:: MATERIAL PROVIDED
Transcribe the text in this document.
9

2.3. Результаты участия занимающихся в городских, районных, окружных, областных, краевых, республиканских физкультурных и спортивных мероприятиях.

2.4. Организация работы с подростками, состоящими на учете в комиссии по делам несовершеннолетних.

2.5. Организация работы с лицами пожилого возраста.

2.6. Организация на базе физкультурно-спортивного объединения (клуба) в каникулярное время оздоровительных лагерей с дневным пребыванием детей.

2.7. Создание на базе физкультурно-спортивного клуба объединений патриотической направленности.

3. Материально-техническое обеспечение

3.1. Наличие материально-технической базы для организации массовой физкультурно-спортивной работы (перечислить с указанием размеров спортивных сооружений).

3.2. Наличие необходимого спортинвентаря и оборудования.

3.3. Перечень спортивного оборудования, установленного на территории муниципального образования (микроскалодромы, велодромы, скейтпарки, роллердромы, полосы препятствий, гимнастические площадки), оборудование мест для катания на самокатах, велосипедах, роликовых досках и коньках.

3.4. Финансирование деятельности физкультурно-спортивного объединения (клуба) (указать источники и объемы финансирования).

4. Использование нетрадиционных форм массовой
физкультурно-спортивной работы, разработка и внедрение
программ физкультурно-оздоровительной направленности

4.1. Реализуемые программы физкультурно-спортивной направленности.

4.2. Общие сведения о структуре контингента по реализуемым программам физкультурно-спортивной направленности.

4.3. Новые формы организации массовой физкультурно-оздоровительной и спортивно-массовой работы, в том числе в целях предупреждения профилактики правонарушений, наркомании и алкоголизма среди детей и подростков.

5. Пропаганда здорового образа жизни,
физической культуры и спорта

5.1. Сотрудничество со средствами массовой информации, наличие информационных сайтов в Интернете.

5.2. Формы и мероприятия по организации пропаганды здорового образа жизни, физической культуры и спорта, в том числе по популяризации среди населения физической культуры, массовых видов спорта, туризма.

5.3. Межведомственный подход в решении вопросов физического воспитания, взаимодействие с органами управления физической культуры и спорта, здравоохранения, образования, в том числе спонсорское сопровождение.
::::
→ **THE PROBLEM**: Work out how many lines of the data above contain the string "спортивной" and give the number alone.

→ **REPLY**: 4